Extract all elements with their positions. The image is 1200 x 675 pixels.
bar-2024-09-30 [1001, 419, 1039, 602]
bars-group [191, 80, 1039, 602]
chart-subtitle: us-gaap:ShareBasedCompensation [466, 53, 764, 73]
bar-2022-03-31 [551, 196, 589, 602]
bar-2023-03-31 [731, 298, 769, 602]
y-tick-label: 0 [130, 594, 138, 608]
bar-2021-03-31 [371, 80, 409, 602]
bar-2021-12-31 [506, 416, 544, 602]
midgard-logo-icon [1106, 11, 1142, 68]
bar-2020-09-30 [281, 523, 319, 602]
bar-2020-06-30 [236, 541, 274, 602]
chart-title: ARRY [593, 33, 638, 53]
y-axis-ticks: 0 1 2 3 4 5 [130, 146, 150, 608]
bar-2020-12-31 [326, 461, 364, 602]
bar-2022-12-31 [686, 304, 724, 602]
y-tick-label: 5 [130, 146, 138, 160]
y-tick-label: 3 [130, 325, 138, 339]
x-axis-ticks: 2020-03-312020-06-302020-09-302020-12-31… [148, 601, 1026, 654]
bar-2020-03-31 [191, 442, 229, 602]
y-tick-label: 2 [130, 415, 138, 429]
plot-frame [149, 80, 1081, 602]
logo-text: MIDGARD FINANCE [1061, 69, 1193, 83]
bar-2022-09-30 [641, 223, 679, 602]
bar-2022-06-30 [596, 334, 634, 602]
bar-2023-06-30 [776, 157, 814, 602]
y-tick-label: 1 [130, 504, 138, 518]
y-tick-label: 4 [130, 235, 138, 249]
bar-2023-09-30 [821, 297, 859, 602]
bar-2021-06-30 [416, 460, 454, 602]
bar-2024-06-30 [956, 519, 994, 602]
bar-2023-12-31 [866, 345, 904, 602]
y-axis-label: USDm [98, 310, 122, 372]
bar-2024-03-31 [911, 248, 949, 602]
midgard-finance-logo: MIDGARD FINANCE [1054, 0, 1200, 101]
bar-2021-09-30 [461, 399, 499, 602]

= = = = = = =

Please reproduce the entries above, swapping "USDm" for "Millions of USD" and leaving everything else unchanged.

Extract all elements with their positions. The image is 1200 x 675 pixels.
bar-2024-09-30 [1001, 419, 1039, 602]
bars-group [191, 80, 1039, 602]
chart-subtitle: us-gaap:ShareBasedCompensation [466, 53, 764, 73]
bar-2022-03-31 [551, 196, 589, 602]
bar-2023-03-31 [731, 298, 769, 602]
y-tick-label: 0 [130, 594, 138, 608]
bar-2021-03-31 [371, 80, 409, 602]
bar-2021-12-31 [506, 416, 544, 602]
midgard-logo-icon [1106, 11, 1142, 68]
bar-2020-09-30 [281, 523, 319, 602]
bar-2020-06-30 [236, 541, 274, 602]
chart-title: ARRY [593, 33, 638, 53]
y-axis-ticks: 0 1 2 3 4 5 [130, 146, 150, 608]
bar-2020-12-31 [326, 461, 364, 602]
bar-2022-12-31 [686, 304, 724, 602]
y-tick-label: 5 [130, 146, 138, 160]
y-tick-label: 3 [130, 325, 138, 339]
x-axis-ticks: 2020-03-312020-06-302020-09-302020-12-31… [148, 601, 1026, 654]
bar-2020-03-31 [191, 442, 229, 602]
y-tick-label: 2 [130, 415, 138, 429]
plot-frame [149, 80, 1081, 602]
logo-text: MIDGARD FINANCE [1061, 69, 1193, 83]
bar-2022-09-30 [641, 223, 679, 602]
bar-2022-06-30 [596, 334, 634, 602]
bar-2023-06-30 [776, 157, 814, 602]
y-tick-label: 1 [130, 504, 138, 518]
y-tick-label: 4 [130, 235, 138, 249]
bar-2023-09-30 [821, 297, 859, 602]
bar-2021-06-30 [416, 460, 454, 602]
bar-2024-06-30 [956, 519, 994, 602]
bar-2023-12-31 [866, 345, 904, 602]
y-axis-label: Millions of USD [98, 310, 122, 372]
bar-2024-03-31 [911, 248, 949, 602]
midgard-finance-logo: MIDGARD FINANCE [1054, 0, 1200, 101]
bar-2021-09-30 [461, 399, 499, 602]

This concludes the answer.